BEGIN Data to use

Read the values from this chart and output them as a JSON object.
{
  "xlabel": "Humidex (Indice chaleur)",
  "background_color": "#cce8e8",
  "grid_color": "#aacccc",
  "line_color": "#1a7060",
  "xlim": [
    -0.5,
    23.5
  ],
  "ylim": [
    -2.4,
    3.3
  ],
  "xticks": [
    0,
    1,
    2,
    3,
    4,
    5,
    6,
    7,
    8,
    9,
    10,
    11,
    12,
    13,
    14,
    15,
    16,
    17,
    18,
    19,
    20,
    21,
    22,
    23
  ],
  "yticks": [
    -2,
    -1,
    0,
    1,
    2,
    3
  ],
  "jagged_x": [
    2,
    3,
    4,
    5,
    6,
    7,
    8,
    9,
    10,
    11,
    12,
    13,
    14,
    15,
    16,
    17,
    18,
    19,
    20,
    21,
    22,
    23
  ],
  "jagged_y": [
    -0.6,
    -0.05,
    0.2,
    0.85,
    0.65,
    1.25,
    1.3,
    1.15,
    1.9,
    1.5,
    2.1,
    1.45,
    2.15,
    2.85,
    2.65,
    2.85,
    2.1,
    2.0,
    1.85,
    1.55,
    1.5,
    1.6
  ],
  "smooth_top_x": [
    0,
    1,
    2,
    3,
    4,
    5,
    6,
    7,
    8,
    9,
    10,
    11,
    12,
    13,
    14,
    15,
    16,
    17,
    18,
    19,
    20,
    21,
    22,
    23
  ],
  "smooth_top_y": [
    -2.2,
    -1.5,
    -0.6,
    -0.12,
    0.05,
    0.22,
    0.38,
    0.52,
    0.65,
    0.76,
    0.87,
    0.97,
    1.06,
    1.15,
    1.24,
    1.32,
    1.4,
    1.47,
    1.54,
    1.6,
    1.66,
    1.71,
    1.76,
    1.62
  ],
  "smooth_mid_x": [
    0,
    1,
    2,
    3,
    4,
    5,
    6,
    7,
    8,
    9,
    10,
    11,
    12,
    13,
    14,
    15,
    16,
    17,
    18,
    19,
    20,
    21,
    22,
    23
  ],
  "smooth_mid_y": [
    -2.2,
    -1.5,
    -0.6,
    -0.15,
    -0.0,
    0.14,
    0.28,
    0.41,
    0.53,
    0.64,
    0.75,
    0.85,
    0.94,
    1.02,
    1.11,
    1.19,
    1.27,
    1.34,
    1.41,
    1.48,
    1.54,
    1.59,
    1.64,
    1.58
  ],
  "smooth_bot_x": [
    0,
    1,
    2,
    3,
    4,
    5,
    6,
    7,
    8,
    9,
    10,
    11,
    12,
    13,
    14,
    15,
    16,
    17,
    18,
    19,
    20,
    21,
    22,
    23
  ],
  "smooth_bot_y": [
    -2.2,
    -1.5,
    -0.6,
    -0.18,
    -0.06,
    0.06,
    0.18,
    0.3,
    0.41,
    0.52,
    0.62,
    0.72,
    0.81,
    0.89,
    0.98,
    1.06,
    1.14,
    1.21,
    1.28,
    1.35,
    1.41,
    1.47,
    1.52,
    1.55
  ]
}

END Data to use

Aim of the task
The entries above should be repeated exactly, every one of them.

Correct result
Read the values from this chart and output them as a JSON object.
{
  "xlabel": "Humidex (Indice chaleur)",
  "background_color": "#cce8e8",
  "grid_color": "#aacccc",
  "line_color": "#1a7060",
  "xlim": [
    -0.5,
    23.5
  ],
  "ylim": [
    -2.4,
    3.3
  ],
  "xticks": [
    0,
    1,
    2,
    3,
    4,
    5,
    6,
    7,
    8,
    9,
    10,
    11,
    12,
    13,
    14,
    15,
    16,
    17,
    18,
    19,
    20,
    21,
    22,
    23
  ],
  "yticks": [
    -2,
    -1,
    0,
    1,
    2,
    3
  ],
  "jagged_x": [
    2,
    3,
    4,
    5,
    6,
    7,
    8,
    9,
    10,
    11,
    12,
    13,
    14,
    15,
    16,
    17,
    18,
    19,
    20,
    21,
    22,
    23
  ],
  "jagged_y": [
    -0.6,
    -0.05,
    0.2,
    0.85,
    0.65,
    1.25,
    1.3,
    1.15,
    1.9,
    1.5,
    2.1,
    1.45,
    2.15,
    2.85,
    2.65,
    2.85,
    2.1,
    2.0,
    1.85,
    1.55,
    1.5,
    1.6
  ],
  "smooth_top_x": [
    0,
    1,
    2,
    3,
    4,
    5,
    6,
    7,
    8,
    9,
    10,
    11,
    12,
    13,
    14,
    15,
    16,
    17,
    18,
    19,
    20,
    21,
    22,
    23
  ],
  "smooth_top_y": [
    -2.2,
    -1.5,
    -0.6,
    -0.12,
    0.05,
    0.22,
    0.38,
    0.52,
    0.65,
    0.76,
    0.87,
    0.97,
    1.06,
    1.15,
    1.24,
    1.32,
    1.4,
    1.47,
    1.54,
    1.6,
    1.66,
    1.71,
    1.76,
    1.62
  ],
  "smooth_mid_x": [
    0,
    1,
    2,
    3,
    4,
    5,
    6,
    7,
    8,
    9,
    10,
    11,
    12,
    13,
    14,
    15,
    16,
    17,
    18,
    19,
    20,
    21,
    22,
    23
  ],
  "smooth_mid_y": [
    -2.2,
    -1.5,
    -0.6,
    -0.15,
    -0.0,
    0.14,
    0.28,
    0.41,
    0.53,
    0.64,
    0.75,
    0.85,
    0.94,
    1.02,
    1.11,
    1.19,
    1.27,
    1.34,
    1.41,
    1.48,
    1.54,
    1.59,
    1.64,
    1.58
  ],
  "smooth_bot_x": [
    0,
    1,
    2,
    3,
    4,
    5,
    6,
    7,
    8,
    9,
    10,
    11,
    12,
    13,
    14,
    15,
    16,
    17,
    18,
    19,
    20,
    21,
    22,
    23
  ],
  "smooth_bot_y": [
    -2.2,
    -1.5,
    -0.6,
    -0.18,
    -0.06,
    0.06,
    0.18,
    0.3,
    0.41,
    0.52,
    0.62,
    0.72,
    0.81,
    0.89,
    0.98,
    1.06,
    1.14,
    1.21,
    1.28,
    1.35,
    1.41,
    1.47,
    1.52,
    1.55
  ]
}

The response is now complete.